- **THE TASK**
Transcribe the listing verbatim. Do not carry over any pictures.

+++

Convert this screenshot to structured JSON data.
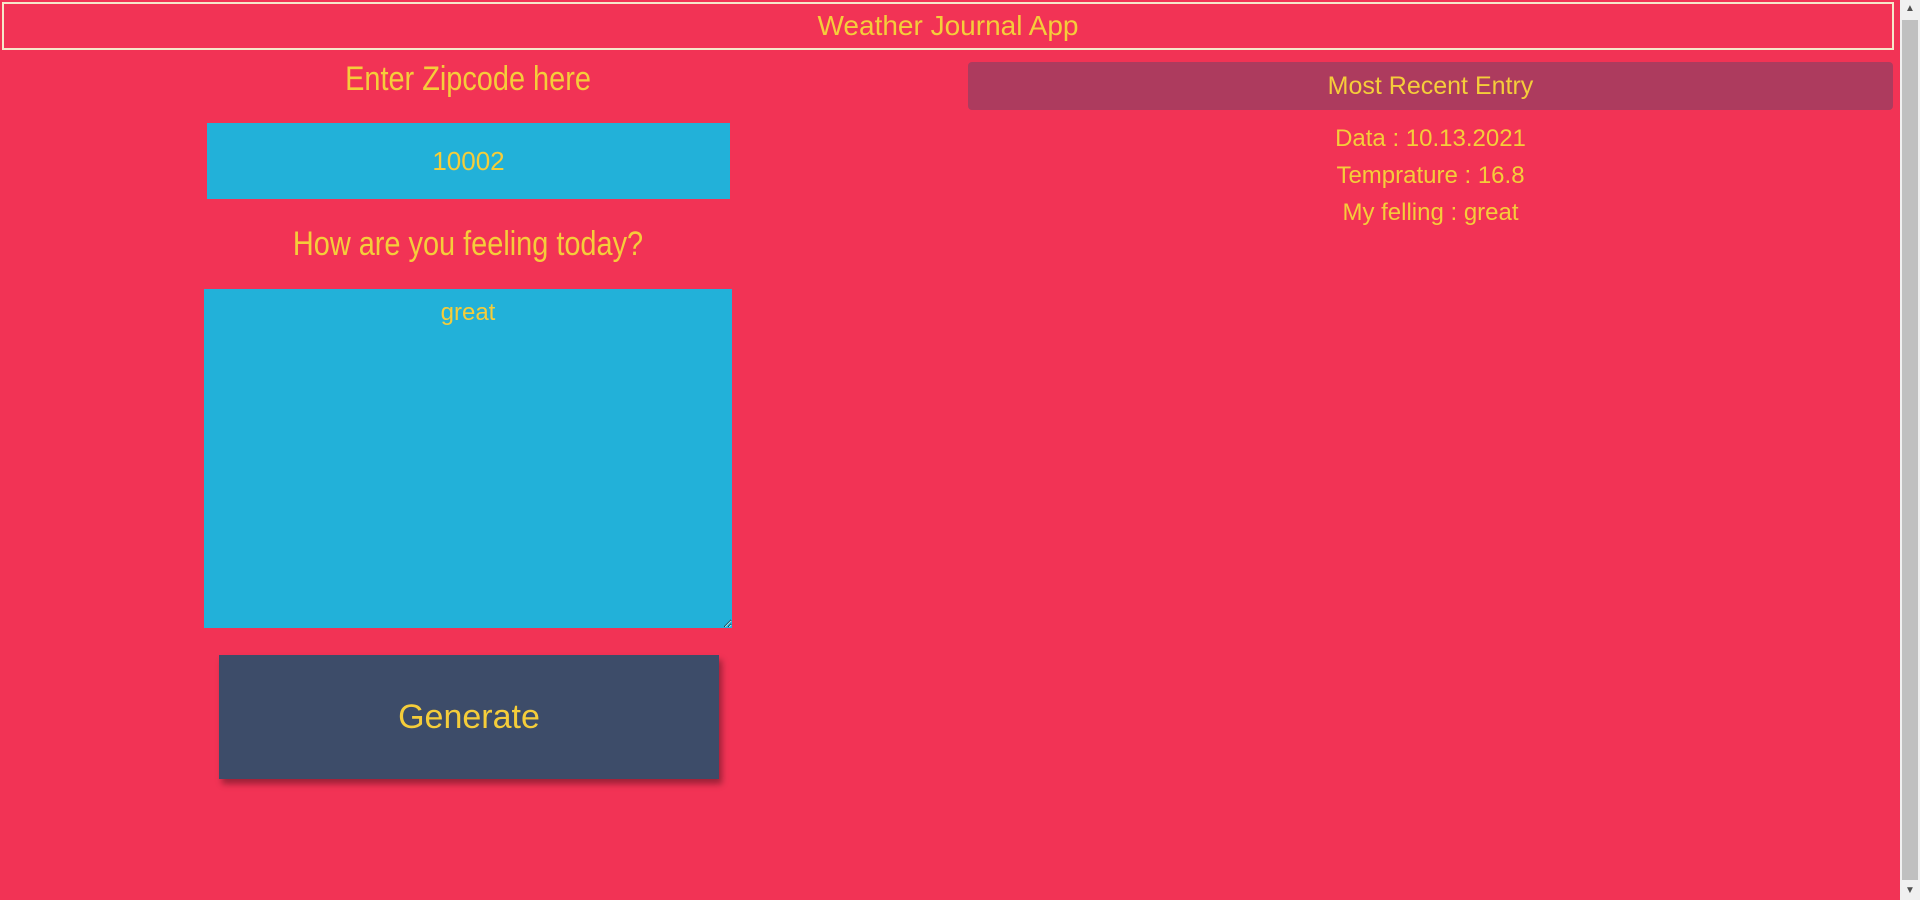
{
  "header": {
    "title": "Weather Journal App"
  },
  "form": {
    "zip_label": "Enter Zipcode here",
    "zip_value": "10002",
    "feeling_label": "How are you feeling today?",
    "feeling_value": "great",
    "generate_label": "Generate"
  },
  "entry": {
    "title": "Most Recent Entry",
    "date": "Data : 10.13.2021",
    "temp": "Temprature : 16.8",
    "content": "My felling : great"
  },
  "colors": {
    "background": "#f23355",
    "text": "#f5cd3a",
    "input_bg": "#22b1d9",
    "button_bg": "#3d4c69",
    "entry_title_bg": "#ad3b5e"
  },
  "icons": {
    "scroll_up": "chevron-up-icon",
    "scroll_down": "chevron-down-icon"
  }
}
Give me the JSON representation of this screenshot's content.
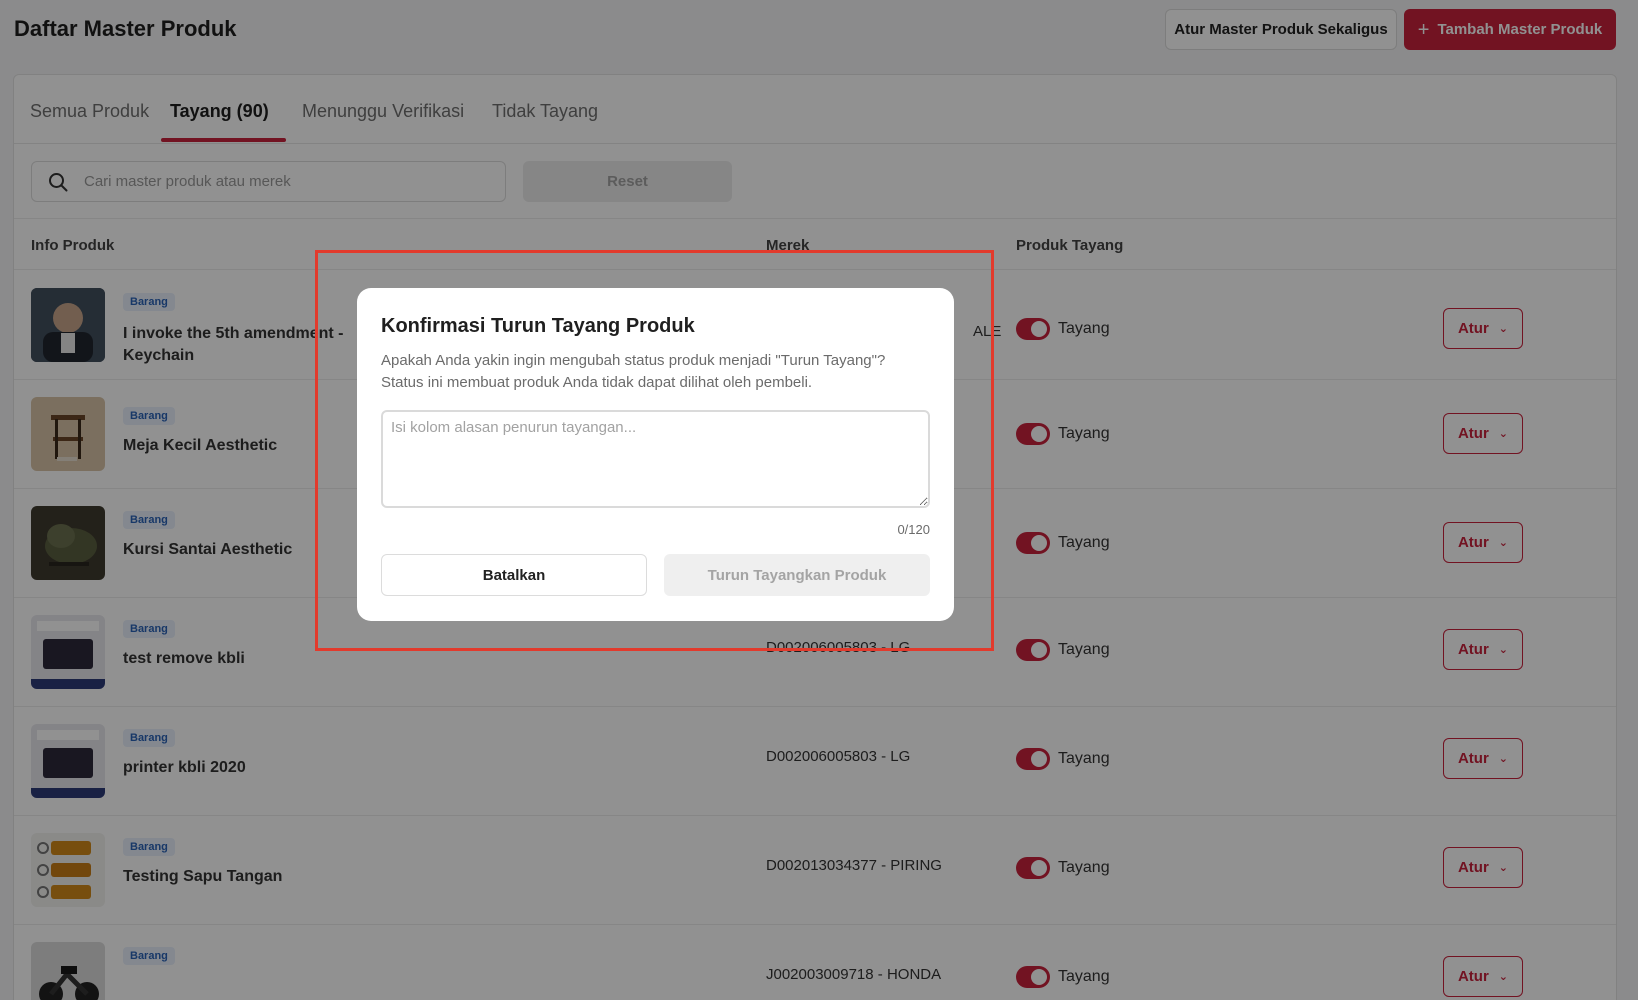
{
  "header": {
    "title": "Daftar Master Produk",
    "bulk_label": "Atur Master Produk Sekaligus",
    "add_label": "Tambah Master Produk"
  },
  "tabs": [
    {
      "label": "Semua Produk"
    },
    {
      "label": "Tayang (90)"
    },
    {
      "label": "Menunggu Verifikasi"
    },
    {
      "label": "Tidak Tayang"
    }
  ],
  "active_tab": "Tayang (90)",
  "search": {
    "placeholder": "Cari master produk atau merek",
    "value": ""
  },
  "reset_label": "Reset",
  "table": {
    "headers": [
      "Info Produk",
      "Merek",
      "Produk Tayang"
    ],
    "rows": [
      {
        "badge": "Barang",
        "name": "I invoke the 5th amendment - Keychain",
        "brand": "ALE",
        "status": "Tayang",
        "action": "Atur"
      },
      {
        "badge": "Barang",
        "name": "Meja Kecil Aesthetic",
        "brand": "",
        "status": "Tayang",
        "action": "Atur"
      },
      {
        "badge": "Barang",
        "name": "Kursi Santai Aesthetic",
        "brand": "",
        "status": "Tayang",
        "action": "Atur"
      },
      {
        "badge": "Barang",
        "name": "test remove kbli",
        "brand": "D002006005803 - LG",
        "status": "Tayang",
        "action": "Atur"
      },
      {
        "badge": "Barang",
        "name": "printer kbli 2020",
        "brand": "D002006005803 - LG",
        "status": "Tayang",
        "action": "Atur"
      },
      {
        "badge": "Barang",
        "name": "Testing Sapu Tangan",
        "brand": "D002013034377 - PIRING",
        "status": "Tayang",
        "action": "Atur"
      },
      {
        "badge": "Barang",
        "name": "",
        "brand": "J002003009718 - HONDA",
        "status": "Tayang",
        "action": "Atur"
      }
    ]
  },
  "modal": {
    "title": "Konfirmasi Turun Tayang Produk",
    "description": "Apakah Anda yakin ingin mengubah status produk menjadi \"Turun Tayang\"? Status ini membuat produk Anda tidak dapat dilihat oleh pembeli.",
    "reason_placeholder": "Isi kolom alasan penurun tayangan...",
    "reason_value": "",
    "counter": "0/120",
    "cancel_label": "Batalkan",
    "confirm_label": "Turun Tayangkan Produk"
  },
  "colors": {
    "brand": "#c9223d",
    "highlight": "#e23a2c",
    "badge_text": "#2b63b7"
  }
}
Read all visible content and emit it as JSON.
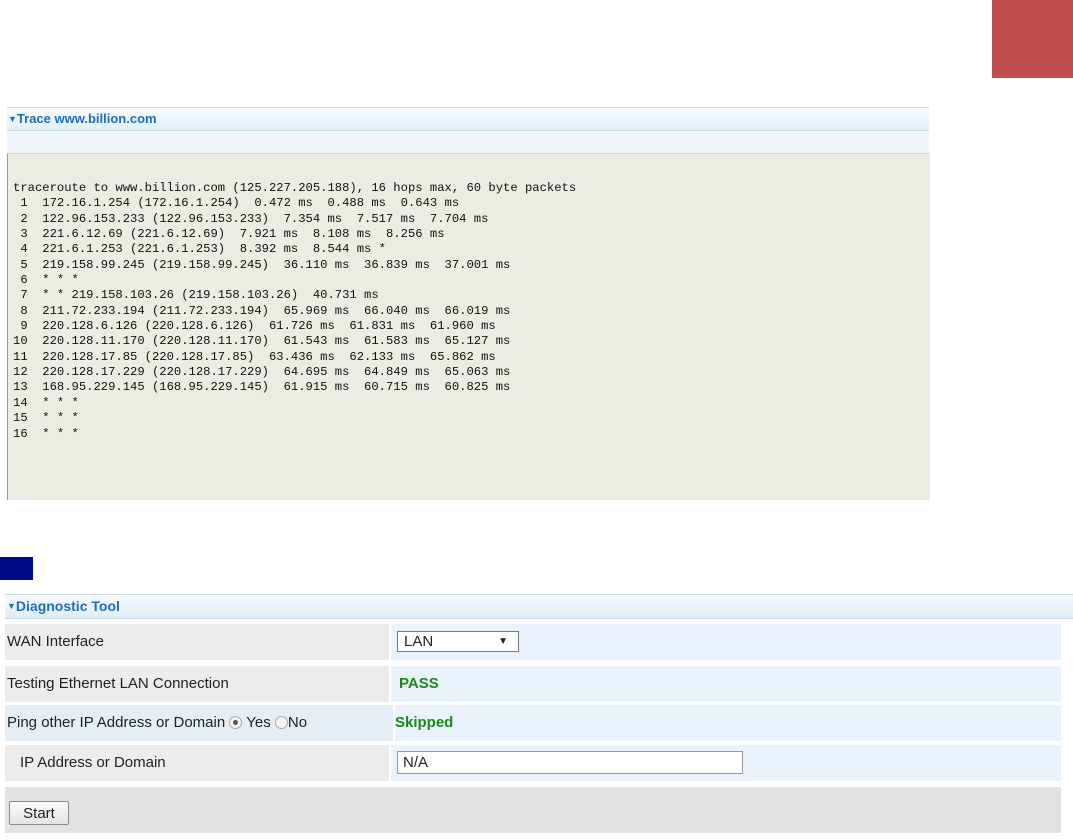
{
  "colors": {
    "accent_blue": "#1d6fb8",
    "pass_green": "#1a8a1a",
    "red_block": "#c0504d",
    "navy_block": "#000c8a"
  },
  "trace": {
    "title": "Trace www.billion.com",
    "output": "traceroute to www.billion.com (125.227.205.188), 16 hops max, 60 byte packets\n 1  172.16.1.254 (172.16.1.254)  0.472 ms  0.488 ms  0.643 ms\n 2  122.96.153.233 (122.96.153.233)  7.354 ms  7.517 ms  7.704 ms\n 3  221.6.12.69 (221.6.12.69)  7.921 ms  8.108 ms  8.256 ms\n 4  221.6.1.253 (221.6.1.253)  8.392 ms  8.544 ms *\n 5  219.158.99.245 (219.158.99.245)  36.110 ms  36.839 ms  37.001 ms\n 6  * * *\n 7  * * 219.158.103.26 (219.158.103.26)  40.731 ms\n 8  211.72.233.194 (211.72.233.194)  65.969 ms  66.040 ms  66.019 ms\n 9  220.128.6.126 (220.128.6.126)  61.726 ms  61.831 ms  61.960 ms\n10  220.128.11.170 (220.128.11.170)  61.543 ms  61.583 ms  65.127 ms\n11  220.128.17.85 (220.128.17.85)  63.436 ms  62.133 ms  65.862 ms\n12  220.128.17.229 (220.128.17.229)  64.695 ms  64.849 ms  65.063 ms\n13  168.95.229.145 (168.95.229.145)  61.915 ms  60.715 ms  60.825 ms\n14  * * *\n15  * * *\n16  * * *"
  },
  "diagnostic": {
    "title": "Diagnostic Tool",
    "wan_label": "WAN Interface",
    "wan_value": "LAN",
    "lan_test_label": "Testing Ethernet LAN Connection",
    "lan_test_result": "PASS",
    "ping_label": "Ping other IP Address or Domain",
    "ping_yes": "Yes",
    "ping_no": "No",
    "ping_selected": "Yes",
    "ping_result": "Skipped",
    "ip_label": "IP Address or Domain",
    "ip_value": "N/A",
    "start_label": "Start"
  }
}
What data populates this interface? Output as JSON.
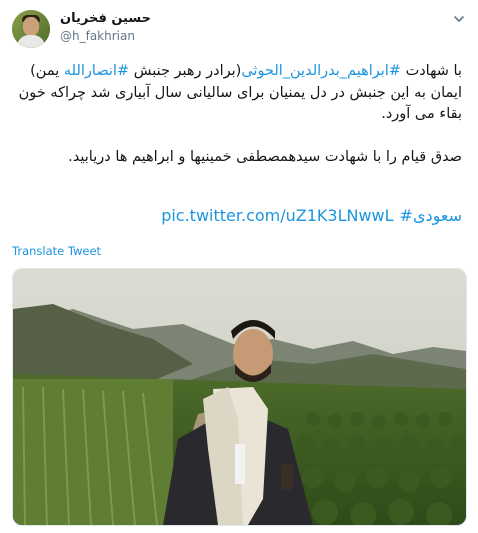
{
  "tweet": {
    "author_name": "حسین فخریان",
    "author_handle": "@h_fakhrian",
    "text": {
      "line1_before": "با شهادت ",
      "hashtag1": "#ابراهیم_بدرالدین_الحوثی",
      "line1_mid": "(برادر رهبر جنبش ",
      "hashtag2": "#انصارالله",
      "line2": " یمن) ایمان به این جنبش در دل یمنیان برای سالیانی سال آبیاری شد چراکه خون بقاء می آورد.",
      "paragraph2": "صدق قیام را با شهادت سیدهمصطفی خمینیها و ابراهیم ها دریابید."
    },
    "hashtag3": "#سعودی",
    "media_link": "pic.twitter.com/uZ1K3LNwwL",
    "translate_label": "Translate Tweet",
    "icons": {
      "more": "chevron-down-icon"
    }
  }
}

+++

- **SOLUTION FOR THIS EXERCISE**
Convert this screenshot to structured JSON data.
{
  "header": {
    "title": "Weather Journal App"
  },
  "form": {
    "zip_label": "Enter Zipcode here",
    "zip_value": "10002",
    "feeling_label": "How are you feeling today?",
    "feeling_value": "great",
    "generate_label": "Generate"
  },
  "entry": {
    "title": "Most Recent Entry",
    "date": "Data : 10.13.2021",
    "temp": "Temprature : 16.8",
    "content": "My felling : great"
  },
  "colors": {
    "background": "#f23355",
    "text": "#f5cd3a",
    "input_bg": "#22b1d9",
    "button_bg": "#3d4c69",
    "entry_title_bg": "#ad3b5e"
  },
  "icons": {
    "scroll_up": "chevron-up-icon",
    "scroll_down": "chevron-down-icon"
  }
}
Give me the JSON representation of this screenshot's content.
{
  "header": {
    "title": "Daftar Master Produk",
    "bulk_label": "Atur Master Produk Sekaligus",
    "add_label": "Tambah Master Produk"
  },
  "tabs": [
    {
      "label": "Semua Produk"
    },
    {
      "label": "Tayang (90)"
    },
    {
      "label": "Menunggu Verifikasi"
    },
    {
      "label": "Tidak Tayang"
    }
  ],
  "active_tab": "Tayang (90)",
  "search": {
    "placeholder": "Cari master produk atau merek",
    "value": ""
  },
  "reset_label": "Reset",
  "table": {
    "headers": [
      "Info Produk",
      "Merek",
      "Produk Tayang"
    ],
    "rows": [
      {
        "badge": "Barang",
        "name": "I invoke the 5th amendment - Keychain",
        "brand": "ALE",
        "status": "Tayang",
        "action": "Atur"
      },
      {
        "badge": "Barang",
        "name": "Meja Kecil Aesthetic",
        "brand": "",
        "status": "Tayang",
        "action": "Atur"
      },
      {
        "badge": "Barang",
        "name": "Kursi Santai Aesthetic",
        "brand": "",
        "status": "Tayang",
        "action": "Atur"
      },
      {
        "badge": "Barang",
        "name": "test remove kbli",
        "brand": "D002006005803 - LG",
        "status": "Tayang",
        "action": "Atur"
      },
      {
        "badge": "Barang",
        "name": "printer kbli 2020",
        "brand": "D002006005803 - LG",
        "status": "Tayang",
        "action": "Atur"
      },
      {
        "badge": "Barang",
        "name": "Testing Sapu Tangan",
        "brand": "D002013034377 - PIRING",
        "status": "Tayang",
        "action": "Atur"
      },
      {
        "badge": "Barang",
        "name": "",
        "brand": "J002003009718 - HONDA",
        "status": "Tayang",
        "action": "Atur"
      }
    ]
  },
  "modal": {
    "title": "Konfirmasi Turun Tayang Produk",
    "description": "Apakah Anda yakin ingin mengubah status produk menjadi \"Turun Tayang\"? Status ini membuat produk Anda tidak dapat dilihat oleh pembeli.",
    "reason_placeholder": "Isi kolom alasan penurun tayangan...",
    "reason_value": "",
    "counter": "0/120",
    "cancel_label": "Batalkan",
    "confirm_label": "Turun Tayangkan Produk"
  },
  "colors": {
    "brand": "#c9223d",
    "highlight": "#e23a2c",
    "badge_text": "#2b63b7"
  }
}
Read all visible content and emit it as JSON.
{
  "colors": {
    "accent_blue": "#1d6fb8",
    "pass_green": "#1a8a1a",
    "red_block": "#c0504d",
    "navy_block": "#000c8a"
  },
  "trace": {
    "title": "Trace www.billion.com",
    "output": "traceroute to www.billion.com (125.227.205.188), 16 hops max, 60 byte packets\n 1  172.16.1.254 (172.16.1.254)  0.472 ms  0.488 ms  0.643 ms\n 2  122.96.153.233 (122.96.153.233)  7.354 ms  7.517 ms  7.704 ms\n 3  221.6.12.69 (221.6.12.69)  7.921 ms  8.108 ms  8.256 ms\n 4  221.6.1.253 (221.6.1.253)  8.392 ms  8.544 ms *\n 5  219.158.99.245 (219.158.99.245)  36.110 ms  36.839 ms  37.001 ms\n 6  * * *\n 7  * * 219.158.103.26 (219.158.103.26)  40.731 ms\n 8  211.72.233.194 (211.72.233.194)  65.969 ms  66.040 ms  66.019 ms\n 9  220.128.6.126 (220.128.6.126)  61.726 ms  61.831 ms  61.960 ms\n10  220.128.11.170 (220.128.11.170)  61.543 ms  61.583 ms  65.127 ms\n11  220.128.17.85 (220.128.17.85)  63.436 ms  62.133 ms  65.862 ms\n12  220.128.17.229 (220.128.17.229)  64.695 ms  64.849 ms  65.063 ms\n13  168.95.229.145 (168.95.229.145)  61.915 ms  60.715 ms  60.825 ms\n14  * * *\n15  * * *\n16  * * *"
  },
  "diagnostic": {
    "title": "Diagnostic Tool",
    "wan_label": "WAN Interface",
    "wan_value": "LAN",
    "lan_test_label": "Testing Ethernet LAN Connection",
    "lan_test_result": "PASS",
    "ping_label": "Ping other IP Address or Domain",
    "ping_yes": "Yes",
    "ping_no": "No",
    "ping_selected": "Yes",
    "ping_result": "Skipped",
    "ip_label": "IP Address or Domain",
    "ip_value": "N/A",
    "start_label": "Start"
  }
}
What data populates this interface? Output as JSON.
{
  "tweet": {
    "author_name": "حسین فخریان",
    "author_handle": "@h_fakhrian",
    "text": {
      "line1_before": "با شهادت ",
      "hashtag1": "#ابراهیم_بدرالدین_الحوثی",
      "line1_mid": "(برادر رهبر جنبش ",
      "hashtag2": "#انصارالله",
      "line2": " یمن) ایمان به این جنبش در دل یمنیان برای سالیانی سال آبیاری شد چراکه خون بقاء می آورد.",
      "paragraph2": "صدق قیام را با شهادت سیدهمصطفی خمینیها و ابراهیم ها دریابید."
    },
    "hashtag3": "#سعودی",
    "media_link": "pic.twitter.com/uZ1K3LNwwL",
    "translate_label": "Translate Tweet",
    "icons": {
      "more": "chevron-down-icon"
    }
  }
}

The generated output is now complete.